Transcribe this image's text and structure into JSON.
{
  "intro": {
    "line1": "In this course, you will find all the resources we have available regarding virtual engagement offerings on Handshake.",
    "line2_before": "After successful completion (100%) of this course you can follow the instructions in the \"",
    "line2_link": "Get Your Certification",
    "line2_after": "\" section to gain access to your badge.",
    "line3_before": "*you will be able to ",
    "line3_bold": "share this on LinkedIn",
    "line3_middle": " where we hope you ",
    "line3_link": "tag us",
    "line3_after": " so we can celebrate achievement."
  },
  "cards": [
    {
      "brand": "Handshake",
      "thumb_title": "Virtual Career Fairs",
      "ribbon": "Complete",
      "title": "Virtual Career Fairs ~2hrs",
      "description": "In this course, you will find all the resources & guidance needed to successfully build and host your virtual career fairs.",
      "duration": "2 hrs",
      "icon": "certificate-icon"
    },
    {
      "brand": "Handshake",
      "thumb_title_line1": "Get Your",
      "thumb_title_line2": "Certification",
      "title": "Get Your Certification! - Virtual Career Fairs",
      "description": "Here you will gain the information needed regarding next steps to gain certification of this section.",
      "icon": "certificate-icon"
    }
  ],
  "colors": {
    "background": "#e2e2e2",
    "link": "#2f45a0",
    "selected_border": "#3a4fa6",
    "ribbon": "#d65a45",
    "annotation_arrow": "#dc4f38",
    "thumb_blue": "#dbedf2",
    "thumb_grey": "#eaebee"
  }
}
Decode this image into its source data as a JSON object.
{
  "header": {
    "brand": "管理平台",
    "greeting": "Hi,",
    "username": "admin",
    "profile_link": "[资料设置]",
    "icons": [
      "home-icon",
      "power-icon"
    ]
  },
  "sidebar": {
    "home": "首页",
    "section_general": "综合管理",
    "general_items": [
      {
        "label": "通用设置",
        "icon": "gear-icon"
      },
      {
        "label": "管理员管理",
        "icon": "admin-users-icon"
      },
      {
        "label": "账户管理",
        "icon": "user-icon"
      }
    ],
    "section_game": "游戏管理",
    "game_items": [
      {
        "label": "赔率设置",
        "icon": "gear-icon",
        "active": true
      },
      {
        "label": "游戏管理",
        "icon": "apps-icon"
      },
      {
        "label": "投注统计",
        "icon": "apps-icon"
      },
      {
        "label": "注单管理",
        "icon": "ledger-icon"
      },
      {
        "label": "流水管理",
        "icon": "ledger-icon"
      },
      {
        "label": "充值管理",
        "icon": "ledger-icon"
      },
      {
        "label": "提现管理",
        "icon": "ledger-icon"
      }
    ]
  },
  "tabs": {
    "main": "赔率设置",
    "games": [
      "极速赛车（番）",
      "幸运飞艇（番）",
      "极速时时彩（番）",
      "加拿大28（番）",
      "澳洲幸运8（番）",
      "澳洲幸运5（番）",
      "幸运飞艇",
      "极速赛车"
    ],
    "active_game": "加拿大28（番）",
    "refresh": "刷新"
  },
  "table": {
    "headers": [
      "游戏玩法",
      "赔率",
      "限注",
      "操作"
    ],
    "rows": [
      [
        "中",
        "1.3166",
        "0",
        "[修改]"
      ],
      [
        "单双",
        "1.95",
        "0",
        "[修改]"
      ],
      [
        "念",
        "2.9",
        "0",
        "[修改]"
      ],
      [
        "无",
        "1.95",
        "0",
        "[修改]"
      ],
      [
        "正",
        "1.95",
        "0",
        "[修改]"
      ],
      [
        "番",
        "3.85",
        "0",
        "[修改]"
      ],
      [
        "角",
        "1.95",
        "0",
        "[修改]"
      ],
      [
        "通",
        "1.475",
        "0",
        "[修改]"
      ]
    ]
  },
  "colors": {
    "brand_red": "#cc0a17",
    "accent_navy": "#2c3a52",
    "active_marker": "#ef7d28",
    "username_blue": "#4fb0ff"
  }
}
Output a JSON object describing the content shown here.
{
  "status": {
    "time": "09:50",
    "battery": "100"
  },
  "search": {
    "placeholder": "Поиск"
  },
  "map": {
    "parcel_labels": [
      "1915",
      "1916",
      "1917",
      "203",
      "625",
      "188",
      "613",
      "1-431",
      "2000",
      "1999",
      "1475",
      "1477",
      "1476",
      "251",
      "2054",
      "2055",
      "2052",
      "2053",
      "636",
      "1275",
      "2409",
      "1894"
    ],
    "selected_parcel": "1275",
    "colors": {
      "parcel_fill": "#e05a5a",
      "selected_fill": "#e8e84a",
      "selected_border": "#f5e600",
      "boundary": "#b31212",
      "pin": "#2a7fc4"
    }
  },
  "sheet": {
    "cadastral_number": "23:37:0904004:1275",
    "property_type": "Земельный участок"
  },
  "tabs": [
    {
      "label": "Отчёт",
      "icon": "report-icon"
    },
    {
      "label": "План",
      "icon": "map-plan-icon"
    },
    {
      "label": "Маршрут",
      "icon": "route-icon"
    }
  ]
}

****

→ **AIM**
Reply with nothing except the number of lines in the listing above that include "object".

→ **WRITTEN ANSWER**
2